### [REQUIRED WORK]
In the entries that follow, count each line containing "นเนอร" and state the total, nothing more.

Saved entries
>> start
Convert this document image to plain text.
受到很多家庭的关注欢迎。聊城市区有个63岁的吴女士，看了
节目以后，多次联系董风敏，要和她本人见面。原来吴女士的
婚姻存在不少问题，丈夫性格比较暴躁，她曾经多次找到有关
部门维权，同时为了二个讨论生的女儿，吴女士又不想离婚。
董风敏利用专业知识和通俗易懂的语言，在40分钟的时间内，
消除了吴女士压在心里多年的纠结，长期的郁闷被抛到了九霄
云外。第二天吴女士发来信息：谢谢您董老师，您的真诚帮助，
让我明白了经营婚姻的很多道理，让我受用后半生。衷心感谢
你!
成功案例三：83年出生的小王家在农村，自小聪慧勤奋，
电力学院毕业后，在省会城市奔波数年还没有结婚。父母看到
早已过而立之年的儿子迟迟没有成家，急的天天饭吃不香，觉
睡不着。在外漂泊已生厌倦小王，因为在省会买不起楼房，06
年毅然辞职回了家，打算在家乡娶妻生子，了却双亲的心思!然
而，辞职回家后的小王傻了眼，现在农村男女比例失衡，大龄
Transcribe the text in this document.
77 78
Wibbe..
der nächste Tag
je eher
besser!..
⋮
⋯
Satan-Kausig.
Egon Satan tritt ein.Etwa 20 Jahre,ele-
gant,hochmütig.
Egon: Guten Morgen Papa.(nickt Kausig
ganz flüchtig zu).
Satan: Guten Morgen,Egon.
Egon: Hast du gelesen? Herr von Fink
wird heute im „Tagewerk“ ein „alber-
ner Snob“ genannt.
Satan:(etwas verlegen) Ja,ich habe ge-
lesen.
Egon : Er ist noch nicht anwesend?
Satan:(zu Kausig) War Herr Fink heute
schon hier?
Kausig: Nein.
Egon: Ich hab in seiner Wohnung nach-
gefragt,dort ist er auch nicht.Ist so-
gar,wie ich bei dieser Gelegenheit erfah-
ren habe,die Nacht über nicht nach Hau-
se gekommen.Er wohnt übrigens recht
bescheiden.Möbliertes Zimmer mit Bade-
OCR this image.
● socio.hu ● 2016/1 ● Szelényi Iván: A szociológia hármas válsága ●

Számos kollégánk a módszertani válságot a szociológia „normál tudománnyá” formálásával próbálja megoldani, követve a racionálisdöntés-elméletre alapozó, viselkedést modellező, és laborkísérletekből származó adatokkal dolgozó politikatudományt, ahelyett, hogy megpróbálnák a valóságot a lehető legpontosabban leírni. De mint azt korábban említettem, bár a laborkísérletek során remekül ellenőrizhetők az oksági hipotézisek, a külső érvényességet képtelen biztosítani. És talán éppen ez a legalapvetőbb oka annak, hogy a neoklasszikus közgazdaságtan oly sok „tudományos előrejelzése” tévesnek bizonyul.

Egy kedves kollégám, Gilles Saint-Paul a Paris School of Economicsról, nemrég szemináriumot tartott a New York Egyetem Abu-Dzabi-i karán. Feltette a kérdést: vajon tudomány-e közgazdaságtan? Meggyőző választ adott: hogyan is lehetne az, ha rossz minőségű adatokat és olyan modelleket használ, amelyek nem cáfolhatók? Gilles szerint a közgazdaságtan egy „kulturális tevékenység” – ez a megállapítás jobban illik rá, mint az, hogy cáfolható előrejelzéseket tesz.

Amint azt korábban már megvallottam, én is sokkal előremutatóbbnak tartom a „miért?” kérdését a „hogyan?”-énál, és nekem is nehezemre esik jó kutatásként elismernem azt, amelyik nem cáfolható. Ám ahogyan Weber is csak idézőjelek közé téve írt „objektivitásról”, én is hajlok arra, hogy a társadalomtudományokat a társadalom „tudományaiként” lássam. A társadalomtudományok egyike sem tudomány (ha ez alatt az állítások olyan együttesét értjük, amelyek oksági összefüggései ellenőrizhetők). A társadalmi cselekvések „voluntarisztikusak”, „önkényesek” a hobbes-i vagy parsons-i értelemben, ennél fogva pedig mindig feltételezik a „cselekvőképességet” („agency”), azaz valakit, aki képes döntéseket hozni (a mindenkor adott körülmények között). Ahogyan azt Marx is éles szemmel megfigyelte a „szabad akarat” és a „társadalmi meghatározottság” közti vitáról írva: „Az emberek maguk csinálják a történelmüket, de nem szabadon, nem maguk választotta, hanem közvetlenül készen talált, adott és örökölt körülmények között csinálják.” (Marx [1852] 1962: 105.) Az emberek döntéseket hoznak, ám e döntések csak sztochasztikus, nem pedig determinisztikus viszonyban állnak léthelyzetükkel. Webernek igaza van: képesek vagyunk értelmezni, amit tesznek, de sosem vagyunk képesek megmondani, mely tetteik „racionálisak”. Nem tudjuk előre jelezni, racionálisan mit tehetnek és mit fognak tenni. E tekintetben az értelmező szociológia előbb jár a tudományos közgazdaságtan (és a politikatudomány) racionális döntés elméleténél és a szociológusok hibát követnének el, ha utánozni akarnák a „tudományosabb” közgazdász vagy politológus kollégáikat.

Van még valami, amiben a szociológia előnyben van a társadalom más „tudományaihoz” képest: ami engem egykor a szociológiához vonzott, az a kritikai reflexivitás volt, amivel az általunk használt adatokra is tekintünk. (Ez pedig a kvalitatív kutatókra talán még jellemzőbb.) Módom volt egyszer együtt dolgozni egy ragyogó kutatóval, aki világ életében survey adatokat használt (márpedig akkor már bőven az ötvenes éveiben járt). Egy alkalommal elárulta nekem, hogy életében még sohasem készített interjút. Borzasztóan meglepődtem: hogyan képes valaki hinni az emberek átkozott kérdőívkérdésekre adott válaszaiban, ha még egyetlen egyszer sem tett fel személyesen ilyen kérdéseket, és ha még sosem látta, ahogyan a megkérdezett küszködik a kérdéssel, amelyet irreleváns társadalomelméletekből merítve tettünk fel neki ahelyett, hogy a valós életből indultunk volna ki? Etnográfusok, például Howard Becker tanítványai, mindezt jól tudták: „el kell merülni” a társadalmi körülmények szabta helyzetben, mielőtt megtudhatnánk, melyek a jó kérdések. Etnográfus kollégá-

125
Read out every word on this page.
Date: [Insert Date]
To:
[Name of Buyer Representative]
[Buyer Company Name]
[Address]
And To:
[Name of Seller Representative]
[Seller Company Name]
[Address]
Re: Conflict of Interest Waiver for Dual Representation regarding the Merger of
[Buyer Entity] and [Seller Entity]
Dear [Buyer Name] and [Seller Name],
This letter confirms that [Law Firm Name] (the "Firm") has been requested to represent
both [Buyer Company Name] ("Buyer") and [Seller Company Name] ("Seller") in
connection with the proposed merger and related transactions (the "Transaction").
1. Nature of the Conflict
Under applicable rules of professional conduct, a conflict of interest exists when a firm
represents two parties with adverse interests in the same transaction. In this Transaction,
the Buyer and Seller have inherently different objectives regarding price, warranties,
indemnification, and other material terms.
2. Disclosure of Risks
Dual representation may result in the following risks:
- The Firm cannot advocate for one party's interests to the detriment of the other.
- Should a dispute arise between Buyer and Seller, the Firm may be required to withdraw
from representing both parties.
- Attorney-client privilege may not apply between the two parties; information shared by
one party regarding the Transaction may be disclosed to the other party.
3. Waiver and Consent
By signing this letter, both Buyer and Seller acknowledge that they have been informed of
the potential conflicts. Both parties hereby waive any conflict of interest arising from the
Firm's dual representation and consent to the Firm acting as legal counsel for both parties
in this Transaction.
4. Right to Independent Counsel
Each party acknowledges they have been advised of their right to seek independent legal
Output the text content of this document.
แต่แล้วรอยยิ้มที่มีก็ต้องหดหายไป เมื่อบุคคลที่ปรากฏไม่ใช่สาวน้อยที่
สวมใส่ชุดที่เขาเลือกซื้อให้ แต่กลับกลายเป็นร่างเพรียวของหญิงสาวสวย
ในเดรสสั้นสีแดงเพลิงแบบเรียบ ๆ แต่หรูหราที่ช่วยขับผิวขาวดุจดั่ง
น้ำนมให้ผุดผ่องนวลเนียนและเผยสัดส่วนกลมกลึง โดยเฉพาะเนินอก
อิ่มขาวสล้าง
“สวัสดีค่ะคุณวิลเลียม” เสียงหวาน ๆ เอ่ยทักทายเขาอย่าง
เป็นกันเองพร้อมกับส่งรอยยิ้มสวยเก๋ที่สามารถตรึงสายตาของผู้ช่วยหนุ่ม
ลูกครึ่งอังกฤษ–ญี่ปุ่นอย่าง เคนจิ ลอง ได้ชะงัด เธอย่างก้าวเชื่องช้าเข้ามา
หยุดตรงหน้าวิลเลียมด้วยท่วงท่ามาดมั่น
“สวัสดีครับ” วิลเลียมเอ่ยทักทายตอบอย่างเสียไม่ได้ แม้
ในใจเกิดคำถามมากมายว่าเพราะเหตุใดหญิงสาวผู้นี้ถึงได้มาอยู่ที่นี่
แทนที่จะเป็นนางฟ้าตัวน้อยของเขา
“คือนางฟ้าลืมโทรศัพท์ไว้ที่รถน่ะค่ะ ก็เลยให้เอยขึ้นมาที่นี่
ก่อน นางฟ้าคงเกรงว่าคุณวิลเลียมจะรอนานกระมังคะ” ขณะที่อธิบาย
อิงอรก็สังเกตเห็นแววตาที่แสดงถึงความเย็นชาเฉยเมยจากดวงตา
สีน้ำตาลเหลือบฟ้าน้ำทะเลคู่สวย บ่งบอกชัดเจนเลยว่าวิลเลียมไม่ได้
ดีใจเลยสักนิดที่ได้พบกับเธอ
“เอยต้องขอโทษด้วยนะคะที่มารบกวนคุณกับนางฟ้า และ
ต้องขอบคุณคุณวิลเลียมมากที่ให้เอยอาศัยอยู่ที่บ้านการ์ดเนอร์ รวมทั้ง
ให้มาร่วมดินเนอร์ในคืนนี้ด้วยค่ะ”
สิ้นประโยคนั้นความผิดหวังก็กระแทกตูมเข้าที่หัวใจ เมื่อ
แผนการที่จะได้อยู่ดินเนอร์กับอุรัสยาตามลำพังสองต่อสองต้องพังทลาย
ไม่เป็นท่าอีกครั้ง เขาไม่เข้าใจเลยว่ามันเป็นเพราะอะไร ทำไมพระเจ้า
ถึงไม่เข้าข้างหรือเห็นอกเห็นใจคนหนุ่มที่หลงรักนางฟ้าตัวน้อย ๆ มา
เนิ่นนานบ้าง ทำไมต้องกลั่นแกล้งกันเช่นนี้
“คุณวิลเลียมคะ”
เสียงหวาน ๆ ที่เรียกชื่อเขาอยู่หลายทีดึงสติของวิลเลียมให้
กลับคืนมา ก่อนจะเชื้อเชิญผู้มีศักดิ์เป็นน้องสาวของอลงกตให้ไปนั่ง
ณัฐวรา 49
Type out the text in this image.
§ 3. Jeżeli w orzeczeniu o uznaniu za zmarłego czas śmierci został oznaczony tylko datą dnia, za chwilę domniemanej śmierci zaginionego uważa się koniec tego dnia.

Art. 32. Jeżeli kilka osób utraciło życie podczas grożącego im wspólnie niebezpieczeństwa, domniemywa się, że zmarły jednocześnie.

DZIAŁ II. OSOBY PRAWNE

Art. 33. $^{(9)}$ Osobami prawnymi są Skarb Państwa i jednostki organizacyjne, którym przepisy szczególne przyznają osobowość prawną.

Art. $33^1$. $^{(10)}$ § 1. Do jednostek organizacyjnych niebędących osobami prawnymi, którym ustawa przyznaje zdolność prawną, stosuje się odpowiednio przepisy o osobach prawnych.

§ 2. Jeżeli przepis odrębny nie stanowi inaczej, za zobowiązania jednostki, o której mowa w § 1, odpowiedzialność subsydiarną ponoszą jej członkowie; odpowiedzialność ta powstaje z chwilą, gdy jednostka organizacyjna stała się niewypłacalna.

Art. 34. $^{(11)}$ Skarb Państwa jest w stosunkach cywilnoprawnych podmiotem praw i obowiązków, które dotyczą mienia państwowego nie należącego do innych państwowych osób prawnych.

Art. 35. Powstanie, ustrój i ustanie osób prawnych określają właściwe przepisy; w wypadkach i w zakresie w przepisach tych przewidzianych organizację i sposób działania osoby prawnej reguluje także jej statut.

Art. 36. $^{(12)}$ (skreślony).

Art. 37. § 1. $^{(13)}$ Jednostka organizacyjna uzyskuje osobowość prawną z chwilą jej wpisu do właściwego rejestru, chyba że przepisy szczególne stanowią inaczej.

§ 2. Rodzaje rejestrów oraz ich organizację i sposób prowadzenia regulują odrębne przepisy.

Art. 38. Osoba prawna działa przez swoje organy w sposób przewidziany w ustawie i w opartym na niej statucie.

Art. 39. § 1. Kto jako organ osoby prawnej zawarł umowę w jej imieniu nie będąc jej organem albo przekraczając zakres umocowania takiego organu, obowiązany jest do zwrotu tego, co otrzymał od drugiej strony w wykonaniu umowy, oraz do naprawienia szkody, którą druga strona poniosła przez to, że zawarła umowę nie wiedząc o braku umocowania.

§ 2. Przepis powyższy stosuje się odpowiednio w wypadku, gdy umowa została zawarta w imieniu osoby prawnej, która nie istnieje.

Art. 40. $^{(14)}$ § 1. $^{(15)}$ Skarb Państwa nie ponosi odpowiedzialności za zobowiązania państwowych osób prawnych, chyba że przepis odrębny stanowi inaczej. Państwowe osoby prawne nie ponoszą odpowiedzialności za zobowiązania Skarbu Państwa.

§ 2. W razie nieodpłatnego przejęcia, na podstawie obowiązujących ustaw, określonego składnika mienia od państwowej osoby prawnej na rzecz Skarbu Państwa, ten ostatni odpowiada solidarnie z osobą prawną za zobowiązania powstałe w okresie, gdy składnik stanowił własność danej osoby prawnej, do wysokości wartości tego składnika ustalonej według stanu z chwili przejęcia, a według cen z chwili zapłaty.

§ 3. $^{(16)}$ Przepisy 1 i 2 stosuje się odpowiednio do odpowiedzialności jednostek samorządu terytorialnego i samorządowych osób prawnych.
>> end
### [OUTPUT OF THE TASK]
2